Document excerpt -
>> Start
SCReAM can take advantage of ECN (Explicit Congestion Notification) in cases where ECN is supported by the network and the hosts. ECN is however not required for the basic congestion control functionality in SCReAM.
[I-D.ietf-rmcat-wireless-tests] describes the complications that can be observed in wireless environments. Wireless access such as LTE can typically not guarantee a given bandwidth, this is true especially for default bearers. The network throughput can vary considerably for instance in cases where the wireless terminal is moving around. Even though LTE can support bitrates well above 100Mbps, there are cases when the available bitrate can be much lower, examples are situations with high network load and poor coverage. An additional complication is that the network throughput can drop for short time intervals at e.g. handover, these short glitches are initially very difficult to distinguish from more permanent reductions in throughput.
Unlike wireline bottlenecks with large statistical multiplexing it is not possible to try to maintain a given bitrate when congestion is detected with the hope that other flows will yield, this is because there are generally few other flows competing for the same bottleneck. Each user gets its own variable throughput bottleneck, where the throughput depends on factors like channel quality, network load and historical throughput. The bottom line is, if the throughput drops, the sender has no other option than to reduce the bitrate. Once the radio scheduler has reduced the resource allocation for a bearer, an RMCAT flow in that bearer aims to reduce the sending rate quite quickly (within one RTT) in order to avoid excessive queuing delay or packet loss.
Self-clocked congestion control algorithms provide a benefit over the rate based counterparts in that the former consists of two adaptation mechanisms:
A rate based congestion control typically adjusts the rate based on delay and loss. The congestion detection needs to be done with a certain time lag to avoid over-reaction to spurious congestion events such as delay spikes. Despite the fact that there are two or more congestion indications, the outcome is still that there is still only one mechanism to adjust the sending rate. This makes it difficult to reach the goals of high throughput and prompt reaction to congestion.
The key words "MUST", "MUST NOT", "REQUIRED", "SHALL", "SHALL NOT", "SHOULD", "SHOULD NOT", "RECOMMENDED", "MAY", and "OPTIONAL" in this document are to be interpreted as described in [RFC2119].
The core SCReAM algorithm has similarities to the concepts of self-clocking used in TFWC [TFWC] and follows the packet conservation principle. The packet conservation principle is described as an important key-factor behind the protection of networks from congestion [Packet-conservation].
In SCReAM, the receiver of the media echoes a list of received RTP packets and the timestamp of the RTP packet with the highest sequence number back to the sender in feedback packets. The sender keeps a list of transmitted packets, their respective sizes and the time they were transmitted. This information is used to determine the number of bytes that can be transmitted at any given time instant. A congestion window puts an upper limit on how many bytes can be in flight, i.e. transmitted but not yet acknowledged.
>> End
Records shown -
>> Start
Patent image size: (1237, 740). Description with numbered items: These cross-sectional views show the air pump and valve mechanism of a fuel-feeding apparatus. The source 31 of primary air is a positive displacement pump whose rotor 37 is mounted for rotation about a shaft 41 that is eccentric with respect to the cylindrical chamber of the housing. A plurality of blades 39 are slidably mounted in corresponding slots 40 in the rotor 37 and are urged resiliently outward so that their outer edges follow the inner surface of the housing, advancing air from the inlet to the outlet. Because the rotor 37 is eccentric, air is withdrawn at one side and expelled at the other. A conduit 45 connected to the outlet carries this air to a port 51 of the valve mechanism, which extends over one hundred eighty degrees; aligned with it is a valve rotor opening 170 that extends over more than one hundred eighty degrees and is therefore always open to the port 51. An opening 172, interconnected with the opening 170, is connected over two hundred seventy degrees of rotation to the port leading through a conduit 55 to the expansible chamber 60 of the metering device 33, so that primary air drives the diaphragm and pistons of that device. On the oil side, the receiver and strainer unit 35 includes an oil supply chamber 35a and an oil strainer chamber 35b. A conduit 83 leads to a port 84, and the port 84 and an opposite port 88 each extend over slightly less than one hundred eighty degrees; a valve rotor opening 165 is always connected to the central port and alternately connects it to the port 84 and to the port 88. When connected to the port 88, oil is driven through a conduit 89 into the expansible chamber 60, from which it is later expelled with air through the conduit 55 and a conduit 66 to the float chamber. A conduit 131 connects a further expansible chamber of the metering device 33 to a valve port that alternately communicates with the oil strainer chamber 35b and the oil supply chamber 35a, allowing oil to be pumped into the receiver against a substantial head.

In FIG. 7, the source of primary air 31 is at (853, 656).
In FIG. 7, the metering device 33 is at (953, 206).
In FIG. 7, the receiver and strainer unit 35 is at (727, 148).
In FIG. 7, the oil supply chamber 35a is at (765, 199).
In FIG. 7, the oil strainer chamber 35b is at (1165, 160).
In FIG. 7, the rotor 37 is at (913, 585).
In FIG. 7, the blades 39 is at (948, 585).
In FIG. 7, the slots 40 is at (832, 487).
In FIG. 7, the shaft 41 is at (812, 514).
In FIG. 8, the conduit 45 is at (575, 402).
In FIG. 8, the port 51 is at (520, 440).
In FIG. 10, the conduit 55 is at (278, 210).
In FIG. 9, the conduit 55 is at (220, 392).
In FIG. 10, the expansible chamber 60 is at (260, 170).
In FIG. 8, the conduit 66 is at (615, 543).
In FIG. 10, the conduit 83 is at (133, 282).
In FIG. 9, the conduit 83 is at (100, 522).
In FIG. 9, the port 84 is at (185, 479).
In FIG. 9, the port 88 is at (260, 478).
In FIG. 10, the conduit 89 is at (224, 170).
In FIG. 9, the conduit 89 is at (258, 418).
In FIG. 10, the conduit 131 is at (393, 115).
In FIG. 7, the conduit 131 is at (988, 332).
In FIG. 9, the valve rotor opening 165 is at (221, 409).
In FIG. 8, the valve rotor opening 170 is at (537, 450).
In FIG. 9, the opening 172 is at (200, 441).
>> End
Things to do -
**1.** In the SCReAM excerpt, what does a congestion window put an upper limit on?
**2.** Rewrite the records from their start through the line containing "In FIG. 7, the metering", changing "air pump" to "blower" and keeping everything else the same.
The text and the records are unrelated pieces of material.

Task responses -
**1.** It limits how many bytes can be in flight, meaning transmitted but not yet acknowledged.

**2.**
Patent image size: (1237, 740). Description with numbered items: These cross-sectional views show the blower and valve mechanism of a fuel-feeding apparatus. The source 31 of primary air is a positive displacement pump whose rotor 37 is mounted for rotation about a shaft 41 that is eccentric with respect to the cylindrical chamber of the housing. A plurality of blades 39 are slidably mounted in corresponding slots 40 in the rotor 37 and are urged resiliently outward so that their outer edges follow the inner surface of the housing, advancing air from the inlet to the outlet. Because the rotor 37 is eccentric, air is withdrawn at one side and expelled at the other. A conduit 45 connected to the outlet carries this air to a port 51 of the valve mechanism, which extends over one hundred eighty degrees; aligned with it is a valve rotor opening 170 that extends over more than one hundred eighty degrees and is therefore always open to the port 51. An opening 172, interconnected with the opening 170, is connected over two hundred seventy degrees of rotation to the port leading through a conduit 55 to the expansible chamber 60 of the metering device 33, so that primary air drives the diaphragm and pistons of that device. On the oil side, the receiver and strainer unit 35 includes an oil supply chamber 35a and an oil strainer chamber 35b. A conduit 83 leads to a port 84, and the port 84 and an opposite port 88 each extend over slightly less than one hundred eighty degrees; a valve rotor opening 165 is always connected to the central port and alternately connects it to the port 84 and to the port 88. When connected to the port 88, oil is driven through a conduit 89 into the expansible chamber 60, from which it is later expelled with air through the conduit 55 and a conduit 66 to the float chamber. A conduit 131 connects a further expansible chamber of the metering device 33 to a valve port that alternately communicates with the oil strainer chamber 35b and the oil supply chamber 35a, allowing oil to be pumped into the receiver against a substantial head.

In FIG. 7, the source of primary air 31 is at (853, 656).
In FIG. 7, the metering device 33 is at (953, 206).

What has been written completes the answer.